━━━ Given information

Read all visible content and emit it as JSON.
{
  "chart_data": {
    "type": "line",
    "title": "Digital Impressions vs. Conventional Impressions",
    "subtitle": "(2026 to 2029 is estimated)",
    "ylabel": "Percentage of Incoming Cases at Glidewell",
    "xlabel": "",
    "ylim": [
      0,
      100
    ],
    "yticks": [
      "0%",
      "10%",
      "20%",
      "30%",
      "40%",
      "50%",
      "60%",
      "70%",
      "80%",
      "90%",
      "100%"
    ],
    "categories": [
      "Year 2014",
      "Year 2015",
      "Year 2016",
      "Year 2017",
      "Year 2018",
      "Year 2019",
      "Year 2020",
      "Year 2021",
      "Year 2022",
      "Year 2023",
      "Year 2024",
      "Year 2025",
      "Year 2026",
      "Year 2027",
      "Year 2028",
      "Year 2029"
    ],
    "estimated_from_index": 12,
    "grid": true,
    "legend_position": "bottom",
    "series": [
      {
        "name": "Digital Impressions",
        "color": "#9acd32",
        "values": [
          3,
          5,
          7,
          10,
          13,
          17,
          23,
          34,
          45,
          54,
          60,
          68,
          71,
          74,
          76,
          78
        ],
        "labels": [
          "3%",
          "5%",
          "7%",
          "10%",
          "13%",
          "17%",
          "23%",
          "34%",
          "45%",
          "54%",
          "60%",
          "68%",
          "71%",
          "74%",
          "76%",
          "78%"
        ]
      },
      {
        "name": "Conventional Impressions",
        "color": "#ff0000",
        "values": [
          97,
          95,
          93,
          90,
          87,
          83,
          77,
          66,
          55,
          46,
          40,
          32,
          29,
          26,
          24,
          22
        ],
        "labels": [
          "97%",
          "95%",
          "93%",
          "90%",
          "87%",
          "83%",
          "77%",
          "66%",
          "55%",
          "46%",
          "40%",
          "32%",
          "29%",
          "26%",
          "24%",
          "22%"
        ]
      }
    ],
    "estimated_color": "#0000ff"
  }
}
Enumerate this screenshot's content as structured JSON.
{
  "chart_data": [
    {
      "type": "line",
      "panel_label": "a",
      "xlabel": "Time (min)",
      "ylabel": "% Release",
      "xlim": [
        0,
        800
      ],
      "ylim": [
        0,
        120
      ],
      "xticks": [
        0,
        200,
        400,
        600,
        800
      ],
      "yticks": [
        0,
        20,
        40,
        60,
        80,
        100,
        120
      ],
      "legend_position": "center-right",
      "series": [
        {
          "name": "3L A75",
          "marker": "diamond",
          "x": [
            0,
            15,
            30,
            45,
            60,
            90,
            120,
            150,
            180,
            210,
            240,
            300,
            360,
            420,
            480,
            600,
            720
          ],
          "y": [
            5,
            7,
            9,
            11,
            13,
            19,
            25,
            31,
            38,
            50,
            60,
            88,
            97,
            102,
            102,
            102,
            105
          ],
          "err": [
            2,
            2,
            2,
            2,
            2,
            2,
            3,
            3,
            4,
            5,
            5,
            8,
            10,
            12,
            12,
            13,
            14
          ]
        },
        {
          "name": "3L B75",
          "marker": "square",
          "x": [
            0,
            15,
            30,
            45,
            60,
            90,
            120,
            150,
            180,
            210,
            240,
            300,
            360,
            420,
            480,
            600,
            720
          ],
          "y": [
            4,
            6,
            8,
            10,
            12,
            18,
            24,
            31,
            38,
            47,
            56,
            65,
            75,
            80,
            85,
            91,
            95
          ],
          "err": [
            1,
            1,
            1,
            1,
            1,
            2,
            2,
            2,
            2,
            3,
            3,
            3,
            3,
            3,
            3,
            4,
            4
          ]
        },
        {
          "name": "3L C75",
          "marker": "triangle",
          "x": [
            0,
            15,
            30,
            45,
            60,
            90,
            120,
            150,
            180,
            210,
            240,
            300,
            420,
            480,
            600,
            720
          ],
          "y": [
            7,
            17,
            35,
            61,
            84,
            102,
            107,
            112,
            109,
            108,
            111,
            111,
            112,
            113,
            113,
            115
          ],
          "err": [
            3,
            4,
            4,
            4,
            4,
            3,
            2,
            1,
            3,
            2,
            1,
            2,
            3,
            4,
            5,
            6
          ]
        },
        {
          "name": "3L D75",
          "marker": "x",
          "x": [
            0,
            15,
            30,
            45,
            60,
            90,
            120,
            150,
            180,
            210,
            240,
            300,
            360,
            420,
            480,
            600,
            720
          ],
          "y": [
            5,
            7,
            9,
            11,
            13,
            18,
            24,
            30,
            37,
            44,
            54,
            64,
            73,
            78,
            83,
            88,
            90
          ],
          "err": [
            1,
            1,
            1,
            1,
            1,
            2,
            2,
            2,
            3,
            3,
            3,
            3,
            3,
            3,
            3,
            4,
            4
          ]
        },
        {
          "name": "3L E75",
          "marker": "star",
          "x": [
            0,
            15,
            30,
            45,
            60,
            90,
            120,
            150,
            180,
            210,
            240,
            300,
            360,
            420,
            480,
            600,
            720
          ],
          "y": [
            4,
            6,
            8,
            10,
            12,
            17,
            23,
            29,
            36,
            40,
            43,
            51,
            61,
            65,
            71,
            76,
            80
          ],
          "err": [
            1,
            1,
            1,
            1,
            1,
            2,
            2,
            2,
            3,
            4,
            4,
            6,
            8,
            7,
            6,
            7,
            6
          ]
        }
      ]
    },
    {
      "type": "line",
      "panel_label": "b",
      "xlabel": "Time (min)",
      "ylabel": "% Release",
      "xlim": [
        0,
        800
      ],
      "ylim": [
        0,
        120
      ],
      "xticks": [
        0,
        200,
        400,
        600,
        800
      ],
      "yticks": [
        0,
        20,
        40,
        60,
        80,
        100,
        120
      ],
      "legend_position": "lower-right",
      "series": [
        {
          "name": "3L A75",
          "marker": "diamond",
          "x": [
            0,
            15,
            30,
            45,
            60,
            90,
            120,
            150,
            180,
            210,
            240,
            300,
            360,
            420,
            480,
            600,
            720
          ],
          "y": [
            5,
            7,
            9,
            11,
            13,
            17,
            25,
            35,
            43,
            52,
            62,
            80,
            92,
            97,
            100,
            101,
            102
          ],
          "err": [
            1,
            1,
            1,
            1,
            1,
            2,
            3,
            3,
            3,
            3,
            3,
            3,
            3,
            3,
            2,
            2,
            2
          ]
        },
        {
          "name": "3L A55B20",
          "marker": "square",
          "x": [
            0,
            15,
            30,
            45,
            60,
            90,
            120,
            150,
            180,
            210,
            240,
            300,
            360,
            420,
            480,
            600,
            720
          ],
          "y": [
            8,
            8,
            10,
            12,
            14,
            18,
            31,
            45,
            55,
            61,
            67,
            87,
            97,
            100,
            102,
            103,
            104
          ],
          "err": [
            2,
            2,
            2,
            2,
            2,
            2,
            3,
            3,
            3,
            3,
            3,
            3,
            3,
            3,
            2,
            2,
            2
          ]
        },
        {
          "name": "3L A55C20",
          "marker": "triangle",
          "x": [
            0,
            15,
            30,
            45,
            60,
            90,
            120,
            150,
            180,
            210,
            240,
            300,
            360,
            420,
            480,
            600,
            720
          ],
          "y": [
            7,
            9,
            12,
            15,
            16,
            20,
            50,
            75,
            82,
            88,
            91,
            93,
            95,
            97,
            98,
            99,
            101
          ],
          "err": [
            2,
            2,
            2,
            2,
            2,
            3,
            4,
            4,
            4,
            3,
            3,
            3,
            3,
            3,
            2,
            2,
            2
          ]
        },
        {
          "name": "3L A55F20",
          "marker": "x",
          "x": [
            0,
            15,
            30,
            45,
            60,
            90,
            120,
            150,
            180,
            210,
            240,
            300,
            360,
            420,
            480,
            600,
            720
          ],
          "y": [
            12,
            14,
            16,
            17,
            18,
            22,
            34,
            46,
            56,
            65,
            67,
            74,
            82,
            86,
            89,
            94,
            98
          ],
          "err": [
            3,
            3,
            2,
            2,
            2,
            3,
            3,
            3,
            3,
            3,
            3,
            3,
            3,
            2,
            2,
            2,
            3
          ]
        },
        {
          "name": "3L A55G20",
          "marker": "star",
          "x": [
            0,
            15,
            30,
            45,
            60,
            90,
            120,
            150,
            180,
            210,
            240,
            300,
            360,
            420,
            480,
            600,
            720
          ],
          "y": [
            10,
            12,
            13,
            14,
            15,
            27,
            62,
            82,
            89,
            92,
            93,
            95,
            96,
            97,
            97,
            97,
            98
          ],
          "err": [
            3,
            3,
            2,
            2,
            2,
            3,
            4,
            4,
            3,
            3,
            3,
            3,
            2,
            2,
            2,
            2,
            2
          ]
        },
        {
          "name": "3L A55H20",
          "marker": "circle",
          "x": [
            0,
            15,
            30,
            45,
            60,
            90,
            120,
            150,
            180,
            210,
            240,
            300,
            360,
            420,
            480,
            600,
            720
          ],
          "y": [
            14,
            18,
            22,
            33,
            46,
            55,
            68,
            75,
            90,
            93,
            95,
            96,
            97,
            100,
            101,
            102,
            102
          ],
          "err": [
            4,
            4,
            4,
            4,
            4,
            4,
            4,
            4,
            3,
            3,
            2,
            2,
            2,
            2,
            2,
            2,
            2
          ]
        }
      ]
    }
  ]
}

━━━━━━

Return each line with "Impressions".

    "title": "Digital Impressions vs. Conventional Impressions",
        "name": "Digital Impressions",
        "name": "Conventional Impressions",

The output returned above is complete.